(Data listing)

________________________________________

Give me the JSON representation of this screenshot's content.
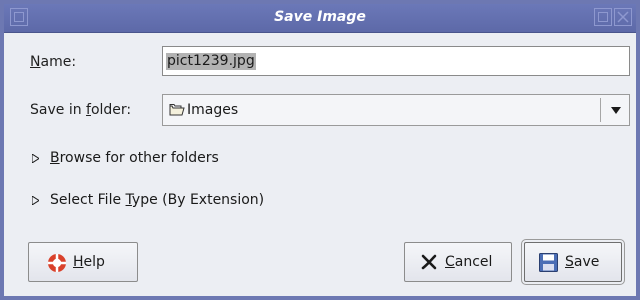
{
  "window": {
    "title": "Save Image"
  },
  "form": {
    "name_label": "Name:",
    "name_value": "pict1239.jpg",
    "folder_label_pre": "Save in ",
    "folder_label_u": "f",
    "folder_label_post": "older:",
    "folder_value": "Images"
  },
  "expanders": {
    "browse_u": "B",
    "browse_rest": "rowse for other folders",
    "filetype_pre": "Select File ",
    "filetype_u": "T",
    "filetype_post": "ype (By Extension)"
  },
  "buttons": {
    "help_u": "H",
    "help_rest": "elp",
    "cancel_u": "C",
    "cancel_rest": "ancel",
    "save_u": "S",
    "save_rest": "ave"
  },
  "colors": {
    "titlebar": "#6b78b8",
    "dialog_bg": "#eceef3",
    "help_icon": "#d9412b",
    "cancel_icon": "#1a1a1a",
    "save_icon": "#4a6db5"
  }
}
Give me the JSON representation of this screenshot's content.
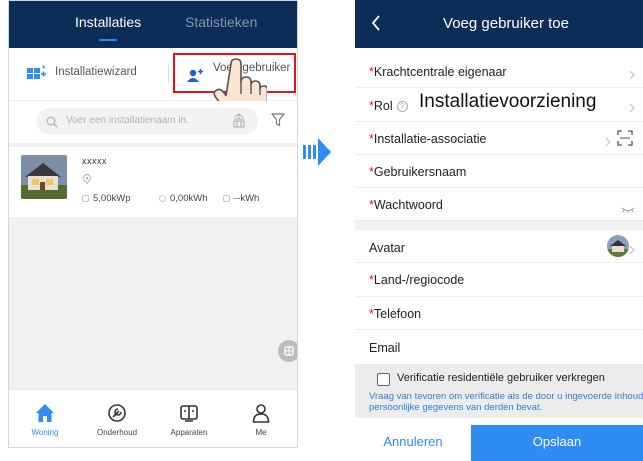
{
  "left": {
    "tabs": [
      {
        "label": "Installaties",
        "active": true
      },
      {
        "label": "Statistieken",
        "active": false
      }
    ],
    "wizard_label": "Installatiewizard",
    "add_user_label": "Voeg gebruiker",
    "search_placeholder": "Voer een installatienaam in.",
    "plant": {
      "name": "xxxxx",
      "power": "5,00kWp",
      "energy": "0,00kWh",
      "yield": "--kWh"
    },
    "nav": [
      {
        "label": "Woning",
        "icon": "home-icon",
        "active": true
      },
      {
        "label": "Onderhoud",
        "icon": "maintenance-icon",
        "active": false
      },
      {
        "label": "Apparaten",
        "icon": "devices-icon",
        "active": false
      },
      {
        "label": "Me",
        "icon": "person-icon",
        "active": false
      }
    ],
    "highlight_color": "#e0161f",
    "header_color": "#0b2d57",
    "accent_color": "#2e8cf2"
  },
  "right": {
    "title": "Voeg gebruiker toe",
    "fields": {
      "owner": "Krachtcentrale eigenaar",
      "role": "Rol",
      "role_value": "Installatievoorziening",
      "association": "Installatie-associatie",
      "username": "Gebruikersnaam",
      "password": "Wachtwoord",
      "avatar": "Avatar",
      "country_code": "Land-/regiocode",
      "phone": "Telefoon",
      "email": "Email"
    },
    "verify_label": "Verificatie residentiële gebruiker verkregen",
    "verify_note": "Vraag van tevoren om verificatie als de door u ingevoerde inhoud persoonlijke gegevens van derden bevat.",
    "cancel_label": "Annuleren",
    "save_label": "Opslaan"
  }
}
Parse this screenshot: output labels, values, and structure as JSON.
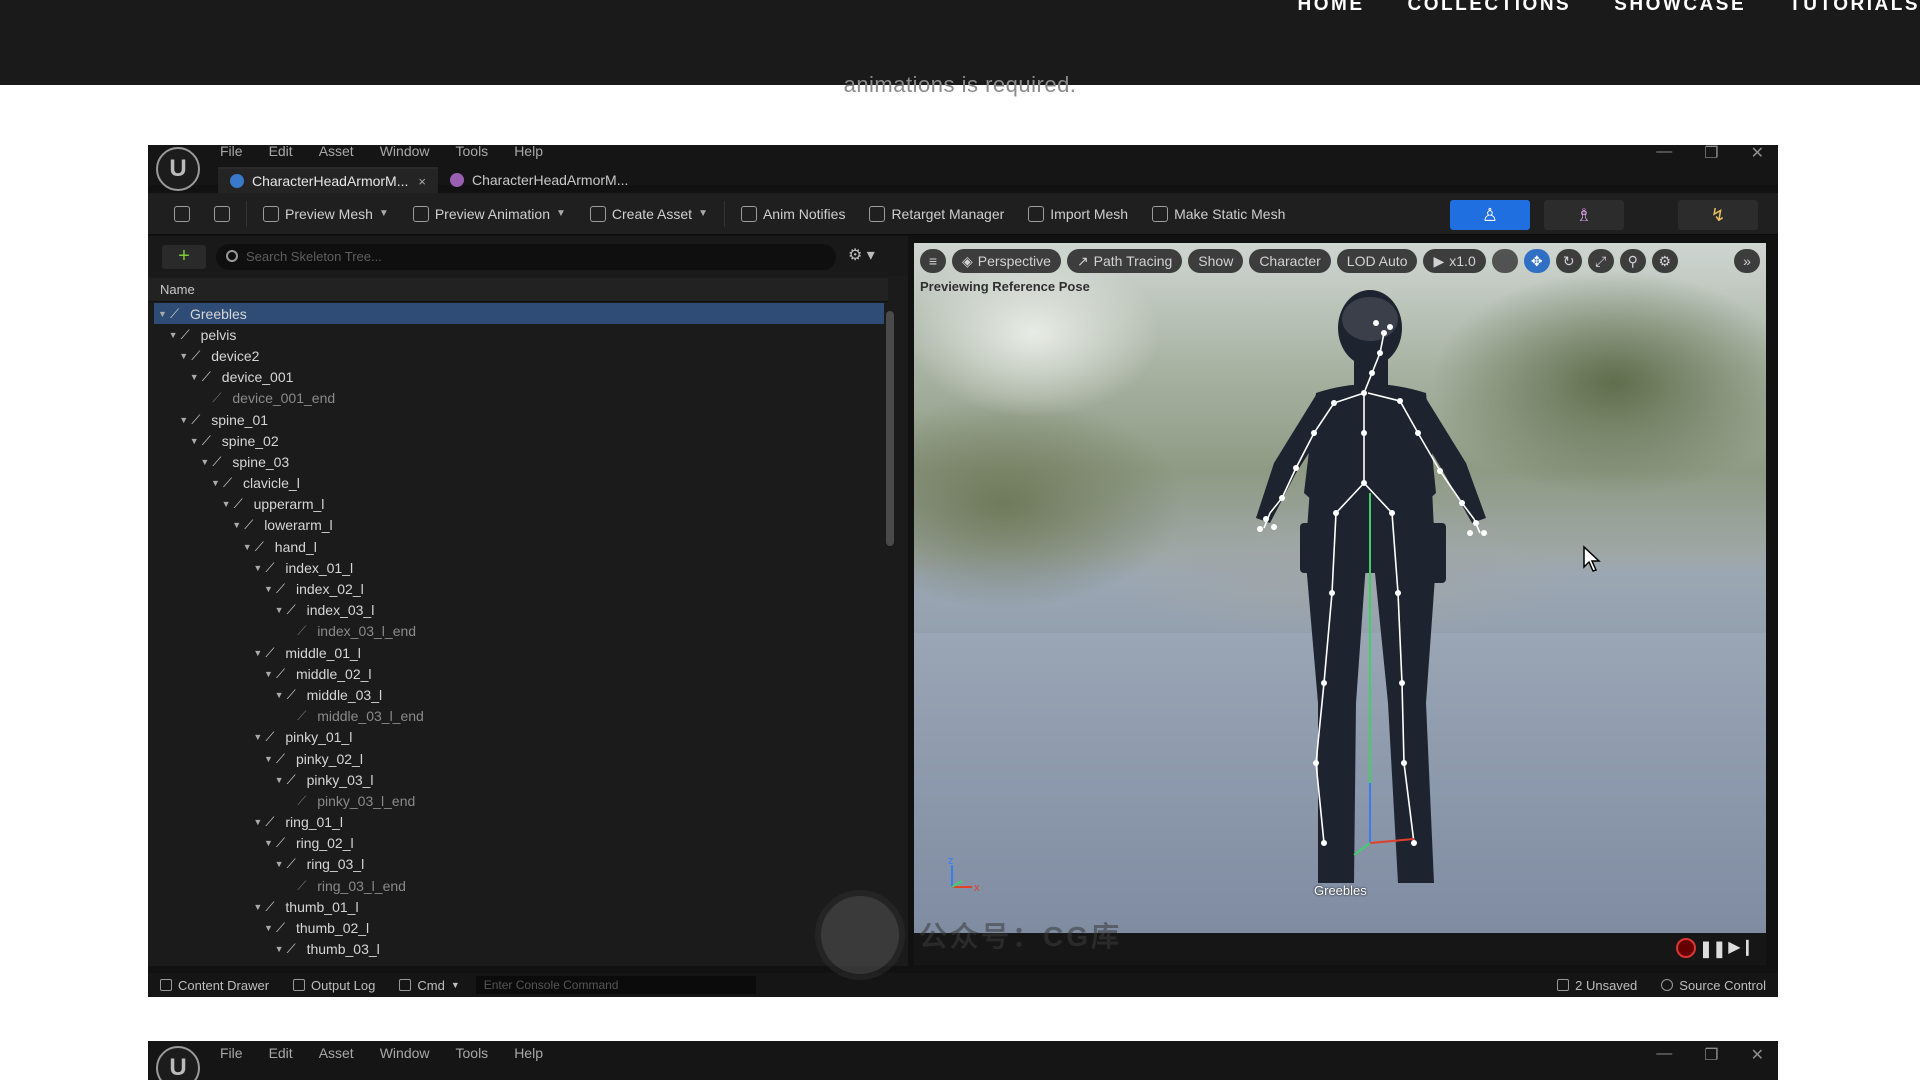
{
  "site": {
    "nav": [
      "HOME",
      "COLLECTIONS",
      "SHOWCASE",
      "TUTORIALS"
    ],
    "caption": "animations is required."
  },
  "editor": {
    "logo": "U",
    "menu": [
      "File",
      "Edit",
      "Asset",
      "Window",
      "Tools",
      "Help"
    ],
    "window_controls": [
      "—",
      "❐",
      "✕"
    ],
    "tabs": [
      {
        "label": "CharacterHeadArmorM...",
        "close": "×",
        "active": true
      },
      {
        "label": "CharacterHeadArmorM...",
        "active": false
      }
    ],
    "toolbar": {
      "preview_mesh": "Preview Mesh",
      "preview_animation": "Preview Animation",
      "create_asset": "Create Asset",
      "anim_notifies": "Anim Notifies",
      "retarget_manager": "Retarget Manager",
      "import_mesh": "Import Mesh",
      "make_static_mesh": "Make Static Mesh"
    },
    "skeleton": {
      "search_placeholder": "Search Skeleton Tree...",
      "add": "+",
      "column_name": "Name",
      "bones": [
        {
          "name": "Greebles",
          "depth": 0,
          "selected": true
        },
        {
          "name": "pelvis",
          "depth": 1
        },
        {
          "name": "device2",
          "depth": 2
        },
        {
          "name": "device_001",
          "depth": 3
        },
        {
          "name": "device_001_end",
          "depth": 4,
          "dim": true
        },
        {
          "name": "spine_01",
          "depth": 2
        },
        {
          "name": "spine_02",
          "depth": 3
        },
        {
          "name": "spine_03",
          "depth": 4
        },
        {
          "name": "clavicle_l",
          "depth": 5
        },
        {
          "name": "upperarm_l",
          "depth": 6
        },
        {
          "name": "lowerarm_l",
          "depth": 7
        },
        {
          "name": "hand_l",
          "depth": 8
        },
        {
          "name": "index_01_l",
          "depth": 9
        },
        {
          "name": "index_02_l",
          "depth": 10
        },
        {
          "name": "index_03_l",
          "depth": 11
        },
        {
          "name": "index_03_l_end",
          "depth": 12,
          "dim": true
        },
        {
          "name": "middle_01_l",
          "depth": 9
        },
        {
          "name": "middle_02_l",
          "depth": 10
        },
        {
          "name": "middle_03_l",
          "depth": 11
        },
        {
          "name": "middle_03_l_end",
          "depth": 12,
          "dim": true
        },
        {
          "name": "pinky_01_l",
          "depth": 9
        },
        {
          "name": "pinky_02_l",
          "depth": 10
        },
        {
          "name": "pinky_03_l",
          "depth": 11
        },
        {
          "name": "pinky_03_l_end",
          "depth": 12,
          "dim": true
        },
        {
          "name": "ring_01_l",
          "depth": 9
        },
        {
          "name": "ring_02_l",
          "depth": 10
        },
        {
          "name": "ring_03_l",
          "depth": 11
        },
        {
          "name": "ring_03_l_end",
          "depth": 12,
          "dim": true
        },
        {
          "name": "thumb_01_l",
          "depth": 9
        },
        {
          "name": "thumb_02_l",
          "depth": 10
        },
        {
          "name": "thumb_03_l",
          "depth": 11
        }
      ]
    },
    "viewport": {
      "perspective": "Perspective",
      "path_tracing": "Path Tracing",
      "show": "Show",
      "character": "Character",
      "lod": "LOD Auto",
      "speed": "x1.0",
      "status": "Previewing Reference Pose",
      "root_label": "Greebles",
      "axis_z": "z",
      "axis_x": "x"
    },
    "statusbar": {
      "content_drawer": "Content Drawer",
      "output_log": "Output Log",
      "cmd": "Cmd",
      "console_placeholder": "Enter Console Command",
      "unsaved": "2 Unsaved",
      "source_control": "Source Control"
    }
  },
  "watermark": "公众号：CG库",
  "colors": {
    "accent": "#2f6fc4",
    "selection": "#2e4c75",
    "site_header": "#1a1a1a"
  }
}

________________________________________

__PROBLEM DESCRIPTION__. Restate each entry word for word, leaving out any pictures.

__ANSWER TO THE PROBLEM__.
Give me the JSON representation of this screenshot's content.
{
  "window": {
    "title": "Save Image"
  },
  "form": {
    "name_label": "Name:",
    "name_value": "pict1239.jpg",
    "folder_label_pre": "Save in ",
    "folder_label_u": "f",
    "folder_label_post": "older:",
    "folder_value": "Images"
  },
  "expanders": {
    "browse_u": "B",
    "browse_rest": "rowse for other folders",
    "filetype_pre": "Select File ",
    "filetype_u": "T",
    "filetype_post": "ype (By Extension)"
  },
  "buttons": {
    "help_u": "H",
    "help_rest": "elp",
    "cancel_u": "C",
    "cancel_rest": "ancel",
    "save_u": "S",
    "save_rest": "ave"
  },
  "colors": {
    "titlebar": "#6b78b8",
    "dialog_bg": "#eceef3",
    "help_icon": "#d9412b",
    "cancel_icon": "#1a1a1a",
    "save_icon": "#4a6db5"
  }
}
Give me the JSON representation of this screenshot's content.
{
  "left": {
    "tabs": [
      {
        "label": "Installaties",
        "active": true
      },
      {
        "label": "Statistieken",
        "active": false
      }
    ],
    "wizard_label": "Installatiewizard",
    "add_user_label": "Voeg gebruiker",
    "search_placeholder": "Voer een installatienaam in.",
    "plant": {
      "name": "xxxxx",
      "power": "5,00kWp",
      "energy": "0,00kWh",
      "yield": "--kWh"
    },
    "nav": [
      {
        "label": "Woning",
        "icon": "home-icon",
        "active": true
      },
      {
        "label": "Onderhoud",
        "icon": "maintenance-icon",
        "active": false
      },
      {
        "label": "Apparaten",
        "icon": "devices-icon",
        "active": false
      },
      {
        "label": "Me",
        "icon": "person-icon",
        "active": false
      }
    ],
    "highlight_color": "#e0161f",
    "header_color": "#0b2d57",
    "accent_color": "#2e8cf2"
  },
  "right": {
    "title": "Voeg gebruiker toe",
    "fields": {
      "owner": "Krachtcentrale eigenaar",
      "role": "Rol",
      "role_value": "Installatievoorziening",
      "association": "Installatie-associatie",
      "username": "Gebruikersnaam",
      "password": "Wachtwoord",
      "avatar": "Avatar",
      "country_code": "Land-/regiocode",
      "phone": "Telefoon",
      "email": "Email"
    },
    "verify_label": "Verificatie residentiële gebruiker verkregen",
    "verify_note": "Vraag van tevoren om verificatie als de door u ingevoerde inhoud persoonlijke gegevens van derden bevat.",
    "cancel_label": "Annuleren",
    "save_label": "Opslaan"
  }
}
Parse this screenshot: output labels, values, and structure as JSON.
{
  "site": {
    "nav": [
      "HOME",
      "COLLECTIONS",
      "SHOWCASE",
      "TUTORIALS"
    ],
    "caption": "animations is required."
  },
  "editor": {
    "logo": "U",
    "menu": [
      "File",
      "Edit",
      "Asset",
      "Window",
      "Tools",
      "Help"
    ],
    "window_controls": [
      "—",
      "❐",
      "✕"
    ],
    "tabs": [
      {
        "label": "CharacterHeadArmorM...",
        "close": "×",
        "active": true
      },
      {
        "label": "CharacterHeadArmorM...",
        "active": false
      }
    ],
    "toolbar": {
      "preview_mesh": "Preview Mesh",
      "preview_animation": "Preview Animation",
      "create_asset": "Create Asset",
      "anim_notifies": "Anim Notifies",
      "retarget_manager": "Retarget Manager",
      "import_mesh": "Import Mesh",
      "make_static_mesh": "Make Static Mesh"
    },
    "skeleton": {
      "search_placeholder": "Search Skeleton Tree...",
      "add": "+",
      "column_name": "Name",
      "bones": [
        {
          "name": "Greebles",
          "depth": 0,
          "selected": true
        },
        {
          "name": "pelvis",
          "depth": 1
        },
        {
          "name": "device2",
          "depth": 2
        },
        {
          "name": "device_001",
          "depth": 3
        },
        {
          "name": "device_001_end",
          "depth": 4,
          "dim": true
        },
        {
          "name": "spine_01",
          "depth": 2
        },
        {
          "name": "spine_02",
          "depth": 3
        },
        {
          "name": "spine_03",
          "depth": 4
        },
        {
          "name": "clavicle_l",
          "depth": 5
        },
        {
          "name": "upperarm_l",
          "depth": 6
        },
        {
          "name": "lowerarm_l",
          "depth": 7
        },
        {
          "name": "hand_l",
          "depth": 8
        },
        {
          "name": "index_01_l",
          "depth": 9
        },
        {
          "name": "index_02_l",
          "depth": 10
        },
        {
          "name": "index_03_l",
          "depth": 11
        },
        {
          "name": "index_03_l_end",
          "depth": 12,
          "dim": true
        },
        {
          "name": "middle_01_l",
          "depth": 9
        },
        {
          "name": "middle_02_l",
          "depth": 10
        },
        {
          "name": "middle_03_l",
          "depth": 11
        },
        {
          "name": "middle_03_l_end",
          "depth": 12,
          "dim": true
        },
        {
          "name": "pinky_01_l",
          "depth": 9
        },
        {
          "name": "pinky_02_l",
          "depth": 10
        },
        {
          "name": "pinky_03_l",
          "depth": 11
        },
        {
          "name": "pinky_03_l_end",
          "depth": 12,
          "dim": true
        },
        {
          "name": "ring_01_l",
          "depth": 9
        },
        {
          "name": "ring_02_l",
          "depth": 10
        },
        {
          "name": "ring_03_l",
          "depth": 11
        },
        {
          "name": "ring_03_l_end",
          "depth": 12,
          "dim": true
        },
        {
          "name": "thumb_01_l",
          "depth": 9
        },
        {
          "name": "thumb_02_l",
          "depth": 10
        },
        {
          "name": "thumb_03_l",
          "depth": 11
        }
      ]
    },
    "viewport": {
      "perspective": "Perspective",
      "path_tracing": "Path Tracing",
      "show": "Show",
      "character": "Character",
      "lod": "LOD Auto",
      "speed": "x1.0",
      "status": "Previewing Reference Pose",
      "root_label": "Greebles",
      "axis_z": "z",
      "axis_x": "x"
    },
    "statusbar": {
      "content_drawer": "Content Drawer",
      "output_log": "Output Log",
      "cmd": "Cmd",
      "console_placeholder": "Enter Console Command",
      "unsaved": "2 Unsaved",
      "source_control": "Source Control"
    }
  },
  "watermark": "公众号：CG库",
  "colors": {
    "accent": "#2f6fc4",
    "selection": "#2e4c75",
    "site_header": "#1a1a1a"
  }
}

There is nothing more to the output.